Stored items
• • •

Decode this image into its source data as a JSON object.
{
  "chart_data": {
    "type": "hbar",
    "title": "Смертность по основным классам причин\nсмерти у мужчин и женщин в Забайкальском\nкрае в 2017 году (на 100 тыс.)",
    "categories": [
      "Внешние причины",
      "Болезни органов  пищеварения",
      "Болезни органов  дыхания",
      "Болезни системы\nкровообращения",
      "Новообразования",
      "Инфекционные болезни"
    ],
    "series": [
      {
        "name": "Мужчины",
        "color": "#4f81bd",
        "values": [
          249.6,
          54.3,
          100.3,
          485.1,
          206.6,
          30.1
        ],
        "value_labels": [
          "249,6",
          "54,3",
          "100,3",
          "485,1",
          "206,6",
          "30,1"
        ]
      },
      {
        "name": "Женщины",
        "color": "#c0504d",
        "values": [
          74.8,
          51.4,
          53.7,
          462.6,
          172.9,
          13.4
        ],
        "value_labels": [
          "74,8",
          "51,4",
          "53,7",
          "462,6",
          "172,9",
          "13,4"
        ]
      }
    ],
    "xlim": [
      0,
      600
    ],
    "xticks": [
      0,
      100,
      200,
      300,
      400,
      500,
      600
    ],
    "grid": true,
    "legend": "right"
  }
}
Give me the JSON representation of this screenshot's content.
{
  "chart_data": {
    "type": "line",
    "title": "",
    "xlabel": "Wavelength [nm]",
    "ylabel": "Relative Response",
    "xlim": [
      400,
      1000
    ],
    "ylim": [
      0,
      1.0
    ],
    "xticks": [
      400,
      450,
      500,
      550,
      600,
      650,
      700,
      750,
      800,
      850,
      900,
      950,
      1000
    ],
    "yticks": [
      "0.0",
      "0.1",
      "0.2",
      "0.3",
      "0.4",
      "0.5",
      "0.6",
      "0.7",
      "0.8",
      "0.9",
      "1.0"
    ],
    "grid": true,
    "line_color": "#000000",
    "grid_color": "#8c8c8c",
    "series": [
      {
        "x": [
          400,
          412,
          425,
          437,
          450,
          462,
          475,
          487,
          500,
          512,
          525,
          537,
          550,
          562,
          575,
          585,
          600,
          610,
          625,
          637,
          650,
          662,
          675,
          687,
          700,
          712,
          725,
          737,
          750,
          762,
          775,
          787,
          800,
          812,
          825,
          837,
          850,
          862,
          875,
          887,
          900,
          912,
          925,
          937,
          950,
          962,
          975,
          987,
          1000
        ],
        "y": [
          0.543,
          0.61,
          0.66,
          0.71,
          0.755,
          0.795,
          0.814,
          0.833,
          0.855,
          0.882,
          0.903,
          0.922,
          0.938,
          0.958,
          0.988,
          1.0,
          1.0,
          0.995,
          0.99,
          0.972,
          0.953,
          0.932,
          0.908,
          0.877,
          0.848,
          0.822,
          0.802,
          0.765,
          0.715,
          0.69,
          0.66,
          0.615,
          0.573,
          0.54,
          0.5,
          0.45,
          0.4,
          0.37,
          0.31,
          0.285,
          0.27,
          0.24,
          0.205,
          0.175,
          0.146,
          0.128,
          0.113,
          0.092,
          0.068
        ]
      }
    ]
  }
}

• • •

Return the listing above in full, character for character.

◆ EXERCISE RESPONSE:
Decode this image into its source data as a JSON object.
{
  "chart_data": {
    "type": "hbar",
    "title": "Смертность по основным классам причин\nсмерти у мужчин и женщин в Забайкальском\nкрае в 2017 году (на 100 тыс.)",
    "categories": [
      "Внешние причины",
      "Болезни органов  пищеварения",
      "Болезни органов  дыхания",
      "Болезни системы\nкровообращения",
      "Новообразования",
      "Инфекционные болезни"
    ],
    "series": [
      {
        "name": "Мужчины",
        "color": "#4f81bd",
        "values": [
          249.6,
          54.3,
          100.3,
          485.1,
          206.6,
          30.1
        ],
        "value_labels": [
          "249,6",
          "54,3",
          "100,3",
          "485,1",
          "206,6",
          "30,1"
        ]
      },
      {
        "name": "Женщины",
        "color": "#c0504d",
        "values": [
          74.8,
          51.4,
          53.7,
          462.6,
          172.9,
          13.4
        ],
        "value_labels": [
          "74,8",
          "51,4",
          "53,7",
          "462,6",
          "172,9",
          "13,4"
        ]
      }
    ],
    "xlim": [
      0,
      600
    ],
    "xticks": [
      0,
      100,
      200,
      300,
      400,
      500,
      600
    ],
    "grid": true,
    "legend": "right"
  }
}
Give me the JSON representation of this screenshot's content.
{
  "chart_data": {
    "type": "line",
    "title": "",
    "xlabel": "Wavelength [nm]",
    "ylabel": "Relative Response",
    "xlim": [
      400,
      1000
    ],
    "ylim": [
      0,
      1.0
    ],
    "xticks": [
      400,
      450,
      500,
      550,
      600,
      650,
      700,
      750,
      800,
      850,
      900,
      950,
      1000
    ],
    "yticks": [
      "0.0",
      "0.1",
      "0.2",
      "0.3",
      "0.4",
      "0.5",
      "0.6",
      "0.7",
      "0.8",
      "0.9",
      "1.0"
    ],
    "grid": true,
    "line_color": "#000000",
    "grid_color": "#8c8c8c",
    "series": [
      {
        "x": [
          400,
          412,
          425,
          437,
          450,
          462,
          475,
          487,
          500,
          512,
          525,
          537,
          550,
          562,
          575,
          585,
          600,
          610,
          625,
          637,
          650,
          662,
          675,
          687,
          700,
          712,
          725,
          737,
          750,
          762,
          775,
          787,
          800,
          812,
          825,
          837,
          850,
          862,
          875,
          887,
          900,
          912,
          925,
          937,
          950,
          962,
          975,
          987,
          1000
        ],
        "y": [
          0.543,
          0.61,
          0.66,
          0.71,
          0.755,
          0.795,
          0.814,
          0.833,
          0.855,
          0.882,
          0.903,
          0.922,
          0.938,
          0.958,
          0.988,
          1.0,
          1.0,
          0.995,
          0.99,
          0.972,
          0.953,
          0.932,
          0.908,
          0.877,
          0.848,
          0.822,
          0.802,
          0.765,
          0.715,
          0.69,
          0.66,
          0.615,
          0.573,
          0.54,
          0.5,
          0.45,
          0.4,
          0.37,
          0.31,
          0.285,
          0.27,
          0.24,
          0.205,
          0.175,
          0.146,
          0.128,
          0.113,
          0.092,
          0.068
        ]
      }
    ]
  }
}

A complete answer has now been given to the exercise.